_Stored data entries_
- - -

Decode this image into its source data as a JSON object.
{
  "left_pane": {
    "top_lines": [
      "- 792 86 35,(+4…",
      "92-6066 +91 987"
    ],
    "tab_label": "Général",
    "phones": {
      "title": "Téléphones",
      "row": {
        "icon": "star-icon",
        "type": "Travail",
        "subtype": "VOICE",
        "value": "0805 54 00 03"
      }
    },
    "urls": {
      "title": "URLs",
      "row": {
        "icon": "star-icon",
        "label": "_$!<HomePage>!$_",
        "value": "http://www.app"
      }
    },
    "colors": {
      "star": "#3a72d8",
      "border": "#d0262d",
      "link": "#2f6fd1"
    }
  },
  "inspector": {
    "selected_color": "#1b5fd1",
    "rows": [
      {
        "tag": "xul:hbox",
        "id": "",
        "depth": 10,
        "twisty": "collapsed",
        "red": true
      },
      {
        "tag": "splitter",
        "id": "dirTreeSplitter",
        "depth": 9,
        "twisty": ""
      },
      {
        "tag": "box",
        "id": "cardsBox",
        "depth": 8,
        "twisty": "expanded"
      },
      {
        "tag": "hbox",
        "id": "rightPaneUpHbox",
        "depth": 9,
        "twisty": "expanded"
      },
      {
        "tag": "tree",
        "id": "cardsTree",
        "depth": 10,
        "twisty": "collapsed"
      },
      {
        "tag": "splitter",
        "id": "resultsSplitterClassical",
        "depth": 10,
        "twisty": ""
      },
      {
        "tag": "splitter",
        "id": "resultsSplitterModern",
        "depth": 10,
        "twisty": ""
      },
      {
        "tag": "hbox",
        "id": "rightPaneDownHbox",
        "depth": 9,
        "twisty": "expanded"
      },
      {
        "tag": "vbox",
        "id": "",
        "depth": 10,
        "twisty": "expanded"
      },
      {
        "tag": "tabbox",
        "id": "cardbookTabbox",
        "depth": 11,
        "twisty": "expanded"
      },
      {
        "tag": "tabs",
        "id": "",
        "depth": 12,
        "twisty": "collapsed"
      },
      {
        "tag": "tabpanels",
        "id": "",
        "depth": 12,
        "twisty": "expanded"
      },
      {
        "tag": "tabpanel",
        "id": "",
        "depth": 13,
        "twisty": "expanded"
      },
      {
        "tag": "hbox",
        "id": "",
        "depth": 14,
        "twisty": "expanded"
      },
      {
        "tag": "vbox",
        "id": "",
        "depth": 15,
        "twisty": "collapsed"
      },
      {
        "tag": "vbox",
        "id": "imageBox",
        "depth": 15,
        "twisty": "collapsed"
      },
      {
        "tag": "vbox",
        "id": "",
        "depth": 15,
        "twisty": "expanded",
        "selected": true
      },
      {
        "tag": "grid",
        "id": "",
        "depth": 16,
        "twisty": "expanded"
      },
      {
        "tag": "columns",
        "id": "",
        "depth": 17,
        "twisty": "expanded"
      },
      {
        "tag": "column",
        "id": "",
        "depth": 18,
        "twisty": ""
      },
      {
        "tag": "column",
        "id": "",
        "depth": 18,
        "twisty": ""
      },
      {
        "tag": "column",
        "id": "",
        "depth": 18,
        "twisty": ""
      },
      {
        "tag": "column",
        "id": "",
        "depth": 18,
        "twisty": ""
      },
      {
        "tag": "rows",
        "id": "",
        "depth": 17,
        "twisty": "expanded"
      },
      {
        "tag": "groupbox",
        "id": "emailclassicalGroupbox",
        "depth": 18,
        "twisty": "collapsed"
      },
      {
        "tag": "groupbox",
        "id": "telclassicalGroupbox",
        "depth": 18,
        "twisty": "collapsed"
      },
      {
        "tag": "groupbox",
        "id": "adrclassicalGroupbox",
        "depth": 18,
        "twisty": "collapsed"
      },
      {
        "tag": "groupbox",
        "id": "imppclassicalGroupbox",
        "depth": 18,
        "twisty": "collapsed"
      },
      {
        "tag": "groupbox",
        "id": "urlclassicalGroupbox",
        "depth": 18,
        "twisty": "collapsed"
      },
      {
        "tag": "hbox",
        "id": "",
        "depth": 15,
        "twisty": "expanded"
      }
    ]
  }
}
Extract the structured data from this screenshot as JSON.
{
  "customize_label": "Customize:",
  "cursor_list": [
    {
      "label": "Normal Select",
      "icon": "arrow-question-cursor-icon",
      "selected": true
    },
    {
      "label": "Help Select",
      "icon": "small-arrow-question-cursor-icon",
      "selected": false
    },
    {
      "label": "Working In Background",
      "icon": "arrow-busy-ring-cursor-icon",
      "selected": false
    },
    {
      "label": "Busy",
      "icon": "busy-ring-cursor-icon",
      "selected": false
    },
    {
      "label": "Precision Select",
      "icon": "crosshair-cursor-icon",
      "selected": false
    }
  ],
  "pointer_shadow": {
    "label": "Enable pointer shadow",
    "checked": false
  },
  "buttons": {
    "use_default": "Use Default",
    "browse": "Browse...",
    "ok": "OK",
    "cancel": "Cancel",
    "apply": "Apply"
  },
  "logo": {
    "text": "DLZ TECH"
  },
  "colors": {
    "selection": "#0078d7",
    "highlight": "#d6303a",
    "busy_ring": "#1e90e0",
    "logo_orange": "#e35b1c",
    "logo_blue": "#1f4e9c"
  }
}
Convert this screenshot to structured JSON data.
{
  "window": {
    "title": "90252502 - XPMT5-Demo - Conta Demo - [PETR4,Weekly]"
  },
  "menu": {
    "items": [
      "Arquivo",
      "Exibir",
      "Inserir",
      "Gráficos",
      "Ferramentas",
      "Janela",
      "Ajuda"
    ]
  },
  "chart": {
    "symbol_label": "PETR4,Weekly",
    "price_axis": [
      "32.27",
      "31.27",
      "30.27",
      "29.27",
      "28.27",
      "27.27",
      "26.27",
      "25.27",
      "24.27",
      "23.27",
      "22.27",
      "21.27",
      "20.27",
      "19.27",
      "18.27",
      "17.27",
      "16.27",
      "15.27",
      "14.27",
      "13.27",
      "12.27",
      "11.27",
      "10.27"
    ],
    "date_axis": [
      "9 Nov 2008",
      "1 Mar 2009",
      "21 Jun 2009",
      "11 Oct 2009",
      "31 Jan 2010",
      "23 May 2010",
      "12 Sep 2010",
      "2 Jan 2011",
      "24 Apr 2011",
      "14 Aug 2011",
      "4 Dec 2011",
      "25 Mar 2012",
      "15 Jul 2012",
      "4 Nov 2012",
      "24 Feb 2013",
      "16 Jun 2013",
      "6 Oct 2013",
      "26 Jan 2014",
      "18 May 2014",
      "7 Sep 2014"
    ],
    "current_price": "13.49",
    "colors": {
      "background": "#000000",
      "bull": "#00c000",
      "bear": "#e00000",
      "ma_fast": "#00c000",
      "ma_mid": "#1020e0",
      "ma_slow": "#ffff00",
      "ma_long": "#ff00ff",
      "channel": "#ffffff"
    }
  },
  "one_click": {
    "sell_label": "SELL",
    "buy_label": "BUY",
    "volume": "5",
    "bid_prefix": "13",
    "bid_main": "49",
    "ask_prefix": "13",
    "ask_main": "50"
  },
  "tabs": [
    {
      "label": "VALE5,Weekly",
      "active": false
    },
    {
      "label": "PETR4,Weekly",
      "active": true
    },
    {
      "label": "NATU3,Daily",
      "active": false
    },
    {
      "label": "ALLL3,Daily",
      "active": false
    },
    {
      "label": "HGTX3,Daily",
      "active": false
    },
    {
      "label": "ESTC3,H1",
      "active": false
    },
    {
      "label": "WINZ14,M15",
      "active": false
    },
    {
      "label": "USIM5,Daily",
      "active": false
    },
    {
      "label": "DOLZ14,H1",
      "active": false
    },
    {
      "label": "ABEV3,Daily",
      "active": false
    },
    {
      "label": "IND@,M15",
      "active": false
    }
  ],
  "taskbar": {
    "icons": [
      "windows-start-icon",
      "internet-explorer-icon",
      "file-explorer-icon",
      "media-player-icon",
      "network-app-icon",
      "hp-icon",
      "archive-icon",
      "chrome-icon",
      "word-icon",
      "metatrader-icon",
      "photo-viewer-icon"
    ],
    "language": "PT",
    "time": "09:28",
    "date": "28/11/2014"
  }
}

- - -

_DIRECTIONS FOR THIS TASK_
Look over the listing above. Pick out and copy every line that includes "structured".

_SOLUTION TO THIS EXERCISE_
Extract the structured data from this screenshot as JSON.
Convert this screenshot to structured JSON data.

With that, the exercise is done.